# [Exercise prompt]
Look through the data below. Show each line where the string "contained" occurs.

(Saved entries)

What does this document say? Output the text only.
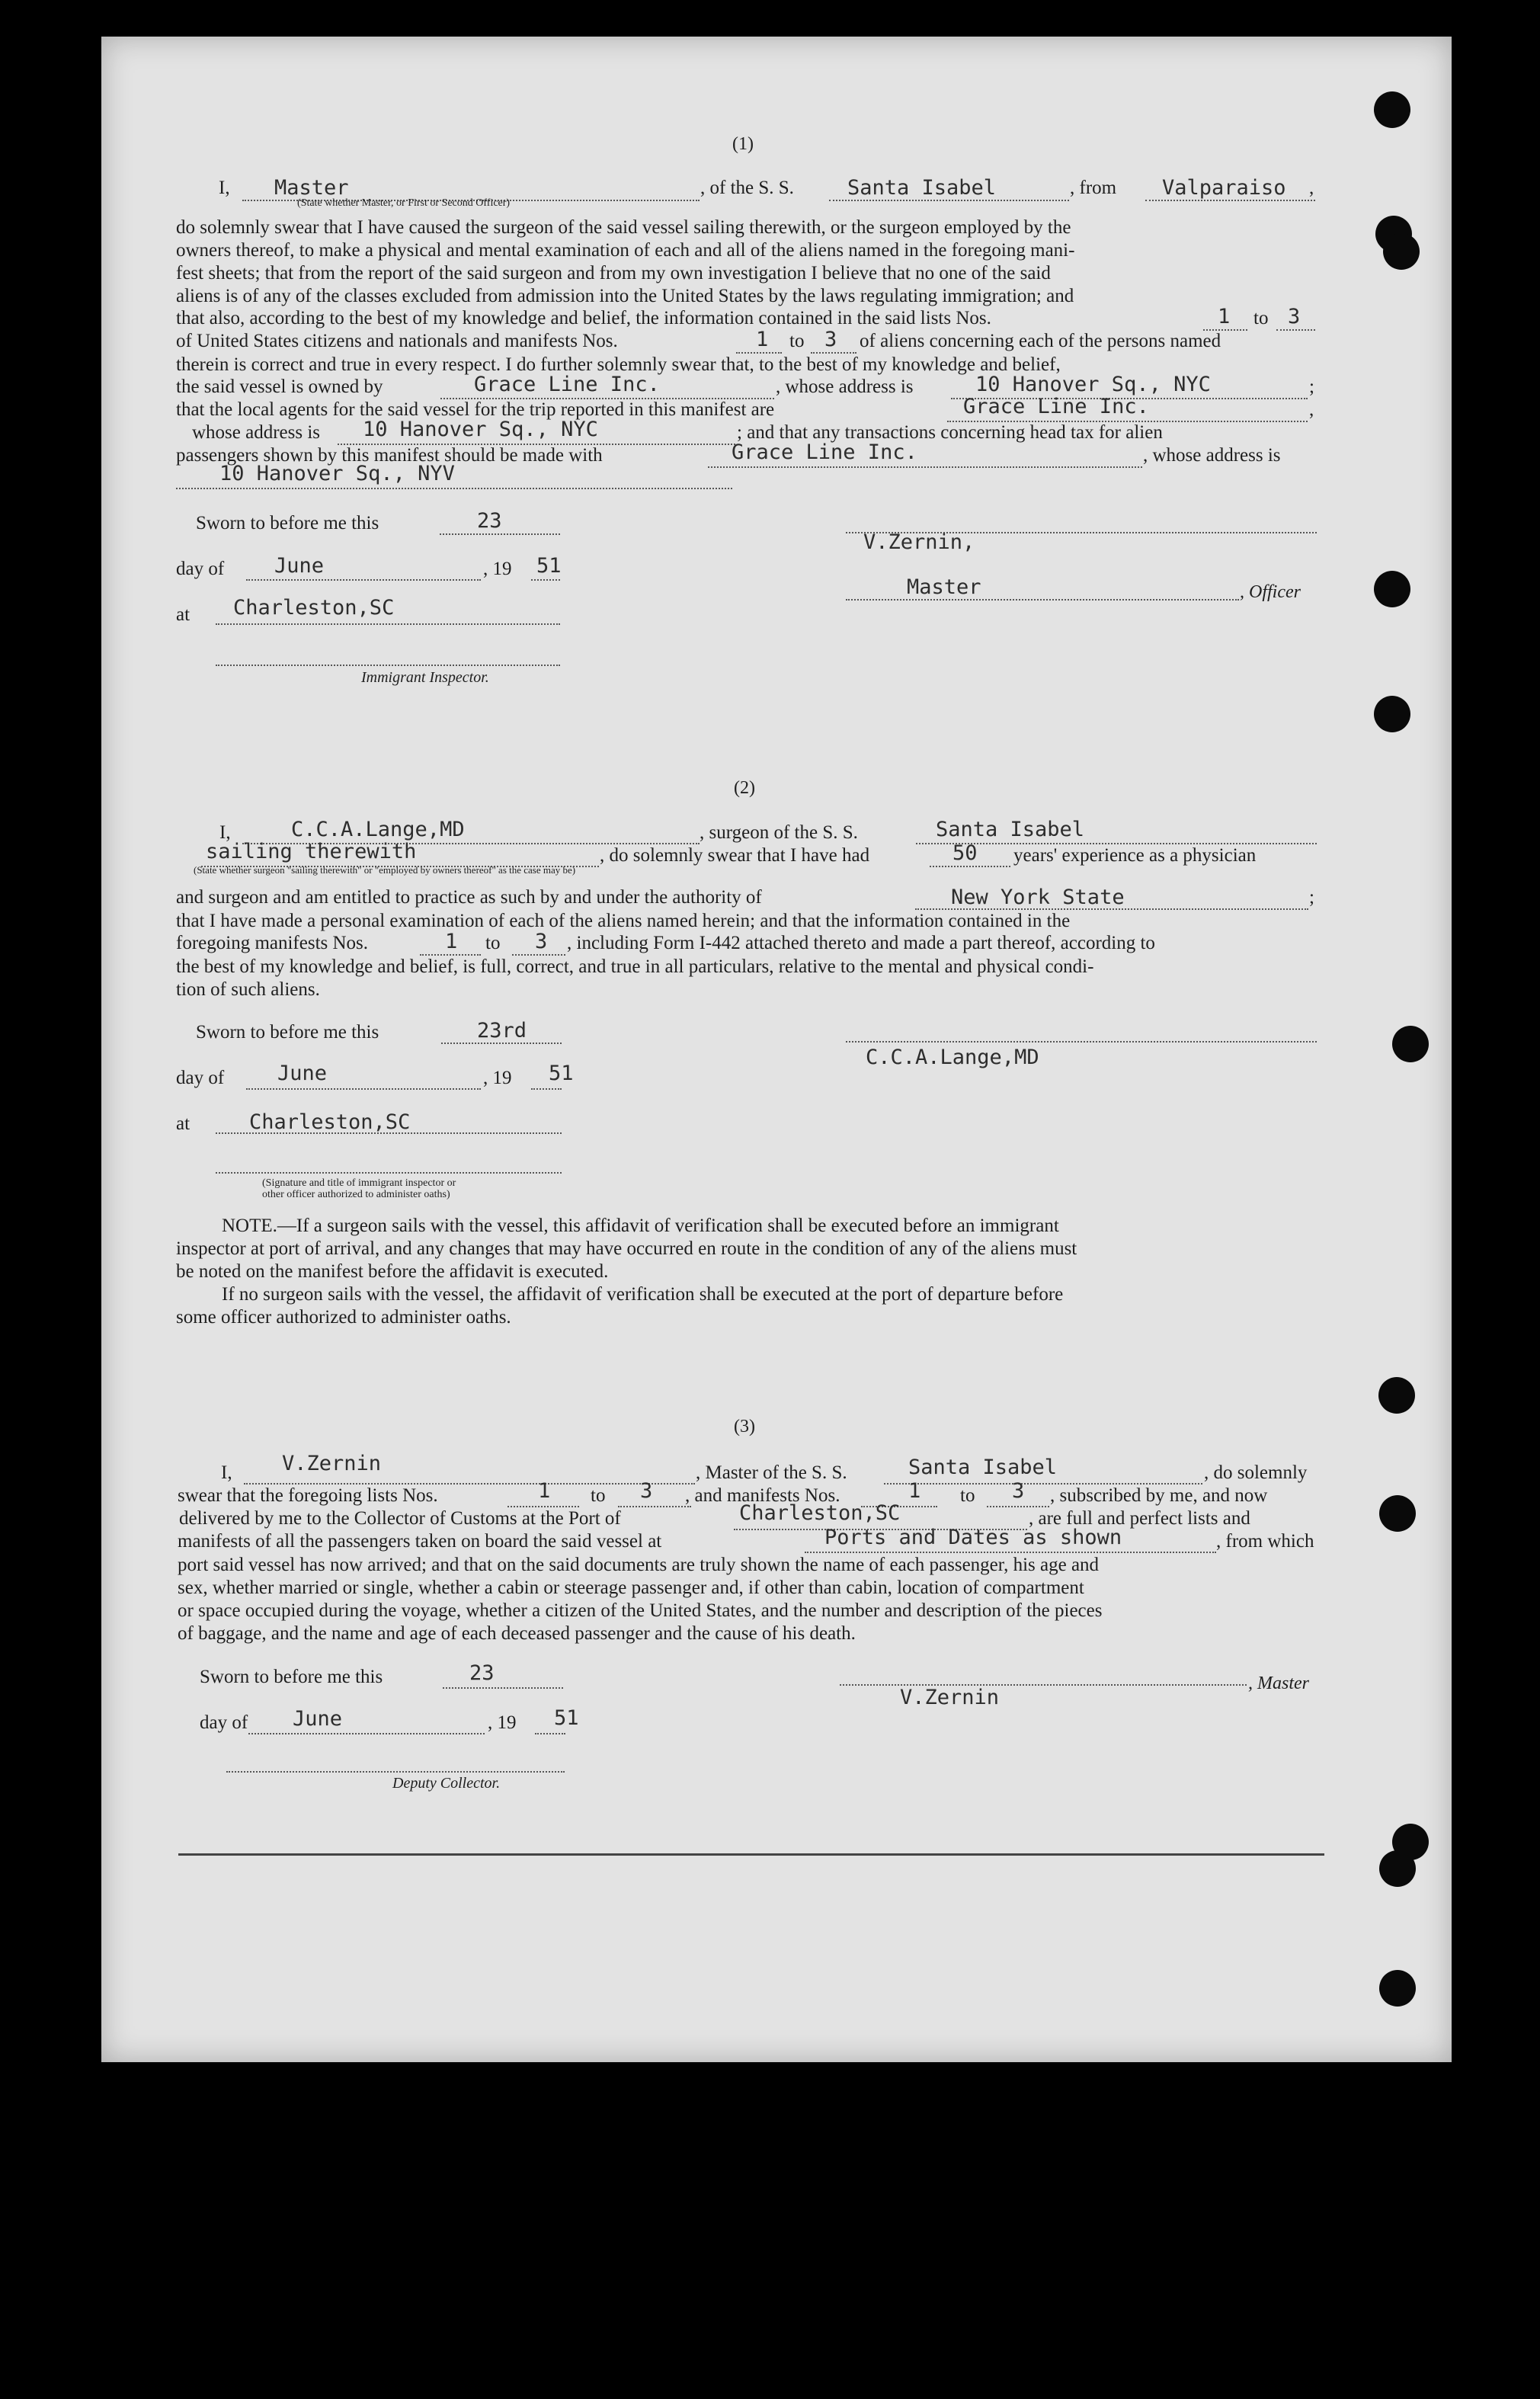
(1)
I, Master	, of the S. S.	Santa Isabel	, from Valparaiso ,
(State whether Master, or First or Second Officer)
do solemnly swear that I have caused the surgeon of the said vessel sailing therewith, or the surgeon employed by the
owners thereof, to make a physical and mental examination of each and all of the aliens named in the foregoing mani-
fest sheets; that from the report of the said surgeon and from my own investigation I believe that no one of the said
aliens is of any of the classes excluded from admission into the United States by the laws regulating immigration; and
that also, according to the best of my knowledge and belief, the information contained in the said lists Nos.	1 to 3
of United States citizens and nationals and manifests Nos.	1 to 3 of aliens concerning each of the persons named
therein is correct and true in every respect. I do further solemnly swear that, to the best of my knowledge and belief,
the said vessel is owned by	Grace Line Inc.	, whose address is	10 Hanover Sq., NYC	;
that the local agents for the said vessel for the trip reported in this manifest are	Grace Line Inc.	,
whose address is 10 Hanover Sq., NYC	; and that any transactions concerning head tax for alien
passengers shown by this manifest should be made with	Grace Line Inc.	, whose address is
10 Hanover Sq., NYV
Sworn to before me this	23
day of June	, 19 51
at Charleston,SC
Immigrant Inspector.
V.Zernin,
Master	, Officer
(2)
I,	C.C.A.Lange,MD	, surgeon of the S. S.	Santa Isabel
sailing therewith	, do solemnly swear that I have had	50 years' experience as a physician
(State whether surgeon "sailing therewith" or "employed by owners thereof" as the case may be)
and surgeon and am entitled to practice as such by and under the authority of	New York State	;
that I have made a personal examination of each of the aliens named herein; and that the information contained in the
foregoing manifests Nos.	1 to 3 , including Form I-442 attached thereto and made a part thereof, according to
the best of my knowledge and belief, is full, correct, and true in all particulars, relative to the mental and physical condi-
tion of such aliens.
Sworn to before me this	23rd
day of	June	, 19 51
at	Charleston,SC
(Signature and title of immigrant inspector or
other officer authorized to administer oaths)
C.C.A.Lange,MD
NOTE.—If a surgeon sails with the vessel, this affidavit of verification shall be executed before an immigrant
inspector at port of arrival, and any changes that may have occurred en route in the condition of any of the aliens must
be noted on the manifest before the affidavit is executed.
If no surgeon sails with the vessel, the affidavit of verification shall be executed at the port of departure before
some officer authorized to administer oaths.
(3)
I, V.Zernin	, Master of the S. S.	Santa Isabel	, do solemnly
swear that the foregoing lists Nos.	1 to 3 , and manifests Nos.	1 to 3 , subscribed by me, and now
delivered by me to the Collector of Customs at the Port of	Charleston,SC	, are full and perfect lists and
manifests of all the passengers taken on board the said vessel at	Ports and Dates as shown	, from which
port said vessel has now arrived; and that on the said documents are truly shown the name of each passenger, his age and
sex, whether married or single, whether a cabin or steerage passenger and, if other than cabin, location of compartment
or space occupied during the voyage, whether a citizen of the United States, and the number and description of the pieces
of baggage, and the name and age of each deceased passenger and the cause of his death.
Sworn to before me this	23
day of June	, 19 51
Deputy Collector.
, Master
V.Zernin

# [The response]
that also, according to the best of my knowledge and belief, the information contained in the said lists Nos.	1 to 3
that I have made a personal examination of each of the aliens named herein; and that the information contained in the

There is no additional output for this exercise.